# GIVEN INSTRUCTION:
Locate the lines of the listing below that hold "Miller", then copy each of them.

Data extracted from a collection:

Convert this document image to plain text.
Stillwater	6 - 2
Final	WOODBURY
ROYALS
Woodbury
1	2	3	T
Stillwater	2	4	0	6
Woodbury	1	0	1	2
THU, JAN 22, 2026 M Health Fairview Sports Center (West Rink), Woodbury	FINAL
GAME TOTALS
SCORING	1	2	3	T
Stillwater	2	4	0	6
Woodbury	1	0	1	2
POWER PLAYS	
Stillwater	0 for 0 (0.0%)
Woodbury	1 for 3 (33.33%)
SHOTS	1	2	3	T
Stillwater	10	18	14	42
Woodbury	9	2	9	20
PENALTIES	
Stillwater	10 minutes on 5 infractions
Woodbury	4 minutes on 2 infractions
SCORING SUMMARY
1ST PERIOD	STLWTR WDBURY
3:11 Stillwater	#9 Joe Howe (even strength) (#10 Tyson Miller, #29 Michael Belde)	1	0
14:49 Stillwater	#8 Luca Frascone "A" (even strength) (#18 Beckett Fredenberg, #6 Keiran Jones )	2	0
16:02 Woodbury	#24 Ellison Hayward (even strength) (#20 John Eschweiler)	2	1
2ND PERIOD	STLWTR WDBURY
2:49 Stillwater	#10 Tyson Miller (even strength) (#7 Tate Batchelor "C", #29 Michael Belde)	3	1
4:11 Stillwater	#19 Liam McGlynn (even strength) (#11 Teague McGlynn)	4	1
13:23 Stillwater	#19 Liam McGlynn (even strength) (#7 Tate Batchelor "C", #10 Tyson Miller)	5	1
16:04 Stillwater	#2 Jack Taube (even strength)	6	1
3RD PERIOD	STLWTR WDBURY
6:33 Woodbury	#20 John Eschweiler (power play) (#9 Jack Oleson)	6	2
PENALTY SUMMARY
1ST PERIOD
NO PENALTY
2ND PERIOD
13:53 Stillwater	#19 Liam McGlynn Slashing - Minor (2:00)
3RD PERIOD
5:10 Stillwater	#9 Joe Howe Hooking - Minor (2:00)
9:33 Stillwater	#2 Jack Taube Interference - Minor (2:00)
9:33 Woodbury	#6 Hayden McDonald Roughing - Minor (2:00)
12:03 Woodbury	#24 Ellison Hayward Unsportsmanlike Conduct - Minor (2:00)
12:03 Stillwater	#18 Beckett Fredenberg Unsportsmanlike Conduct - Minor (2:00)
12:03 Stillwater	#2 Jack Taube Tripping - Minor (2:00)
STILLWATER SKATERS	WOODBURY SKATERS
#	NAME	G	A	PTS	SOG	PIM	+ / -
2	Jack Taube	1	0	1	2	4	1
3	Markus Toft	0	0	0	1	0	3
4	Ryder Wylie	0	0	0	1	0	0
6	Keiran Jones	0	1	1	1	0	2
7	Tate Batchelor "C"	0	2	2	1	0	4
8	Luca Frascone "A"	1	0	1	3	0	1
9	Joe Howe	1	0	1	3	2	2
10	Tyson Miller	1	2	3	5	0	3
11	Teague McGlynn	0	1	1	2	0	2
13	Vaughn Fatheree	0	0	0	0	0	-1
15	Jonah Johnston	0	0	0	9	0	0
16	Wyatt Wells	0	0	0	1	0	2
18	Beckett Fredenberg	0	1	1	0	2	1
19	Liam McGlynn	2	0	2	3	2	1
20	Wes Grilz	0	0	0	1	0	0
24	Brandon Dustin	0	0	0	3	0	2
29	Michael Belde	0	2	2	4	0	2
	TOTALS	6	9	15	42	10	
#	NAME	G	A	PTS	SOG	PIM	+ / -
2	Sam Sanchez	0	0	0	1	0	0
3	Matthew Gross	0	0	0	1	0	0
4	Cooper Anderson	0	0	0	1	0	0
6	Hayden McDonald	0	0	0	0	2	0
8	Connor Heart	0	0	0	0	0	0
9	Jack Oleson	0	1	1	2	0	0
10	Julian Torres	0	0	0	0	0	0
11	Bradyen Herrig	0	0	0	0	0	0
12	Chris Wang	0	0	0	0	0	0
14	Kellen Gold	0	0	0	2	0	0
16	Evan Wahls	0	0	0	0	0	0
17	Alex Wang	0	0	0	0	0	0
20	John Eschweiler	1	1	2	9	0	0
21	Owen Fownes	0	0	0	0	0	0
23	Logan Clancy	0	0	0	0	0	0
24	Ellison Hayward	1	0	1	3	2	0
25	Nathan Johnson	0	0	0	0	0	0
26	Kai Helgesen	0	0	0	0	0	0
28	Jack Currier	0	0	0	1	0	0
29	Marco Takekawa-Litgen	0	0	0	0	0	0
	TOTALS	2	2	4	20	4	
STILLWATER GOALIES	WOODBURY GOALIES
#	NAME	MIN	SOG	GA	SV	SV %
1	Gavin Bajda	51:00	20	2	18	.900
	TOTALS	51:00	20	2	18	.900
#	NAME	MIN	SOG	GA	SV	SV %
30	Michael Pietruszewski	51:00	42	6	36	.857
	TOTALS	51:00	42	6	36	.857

# EXERCISE RESPONSE:
3:11 Stillwater	#9 Joe Howe (even strength) (#10 Tyson Miller, #29 Michael Belde)	1	0
2:49 Stillwater	#10 Tyson Miller (even strength) (#7 Tate Batchelor "C", #29 Michael Belde)	3	1
13:23 Stillwater	#19 Liam McGlynn (even strength) (#7 Tate Batchelor "C", #10 Tyson Miller)	5	1
10	Tyson Miller	1	2	3	5	0	3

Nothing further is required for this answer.